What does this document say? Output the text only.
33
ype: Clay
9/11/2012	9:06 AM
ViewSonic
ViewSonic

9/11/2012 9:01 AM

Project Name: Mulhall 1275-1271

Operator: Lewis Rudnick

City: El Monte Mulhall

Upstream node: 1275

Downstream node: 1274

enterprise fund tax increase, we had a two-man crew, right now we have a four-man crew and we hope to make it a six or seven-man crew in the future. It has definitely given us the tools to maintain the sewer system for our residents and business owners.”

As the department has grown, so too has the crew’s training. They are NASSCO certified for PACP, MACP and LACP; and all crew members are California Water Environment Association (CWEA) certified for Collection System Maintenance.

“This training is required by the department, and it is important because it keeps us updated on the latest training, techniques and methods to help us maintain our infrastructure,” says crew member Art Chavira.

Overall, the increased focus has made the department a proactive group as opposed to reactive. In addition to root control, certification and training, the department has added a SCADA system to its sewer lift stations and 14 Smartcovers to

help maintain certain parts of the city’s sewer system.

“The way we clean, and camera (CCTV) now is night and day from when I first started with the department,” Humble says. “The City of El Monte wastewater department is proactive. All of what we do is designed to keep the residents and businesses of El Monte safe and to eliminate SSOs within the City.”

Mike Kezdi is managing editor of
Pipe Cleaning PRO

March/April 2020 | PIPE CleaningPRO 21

****

## YOUR GOAL
Search the data above for the string "node" and return every line that has it.

## EXERCISE RESULT
Upstream node: 1275
Downstream node: 1274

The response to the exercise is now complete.